WHAT TO WORK ON: State how many lines hold the word "Country", with no other words.

==== SUPPLIED MATERIAL

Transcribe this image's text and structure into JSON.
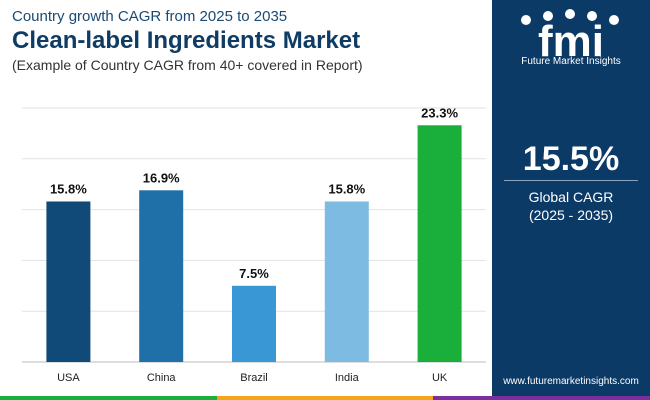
{
  "header": {
    "subtitle_top": "Country growth CAGR from 2025 to 2035",
    "title": "Clean-label Ingredients Market",
    "subtitle_bottom": "(Example of Country CAGR from 40+ covered in Report)"
  },
  "chart_data": {
    "type": "bar",
    "categories": [
      "USA",
      "China",
      "Brazil",
      "India",
      "UK"
    ],
    "values": [
      15.8,
      16.9,
      7.5,
      15.8,
      23.3
    ],
    "value_labels": [
      "15.8%",
      "16.9%",
      "7.5%",
      "15.8%",
      "23.3%"
    ],
    "ylim": [
      0,
      25
    ],
    "grid": true,
    "colors": [
      "#0f4a78",
      "#1f6fa8",
      "#3a97d6",
      "#7dbbe3",
      "#1aae3a"
    ]
  },
  "panel": {
    "brand": "Future Market Insights",
    "kpi_value": "15.5%",
    "kpi_label_line1": "Global CAGR",
    "kpi_label_line2": "(2025 - 2035)",
    "website": "www.futuremarketinsights.com"
  },
  "colors": {
    "panel_bg": "#0c3a66",
    "strip": [
      "#1aae3a",
      "#f2a51a",
      "#7a2fa0"
    ]
  },
  "icons": [
    "fmi-logo"
  ]
}
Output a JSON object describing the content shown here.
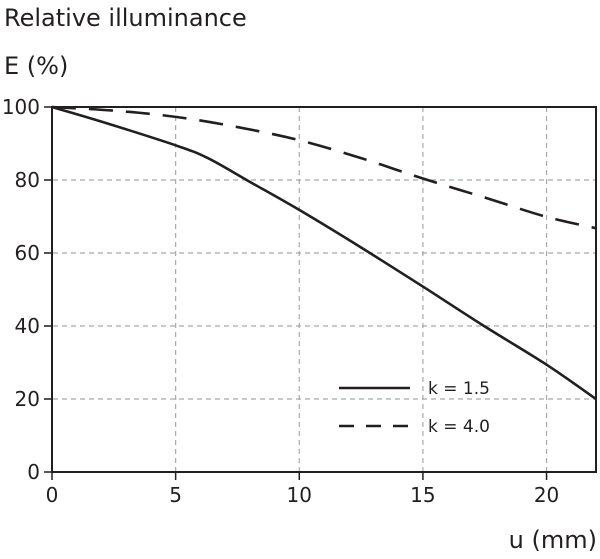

========

FULL SOLUTION: 2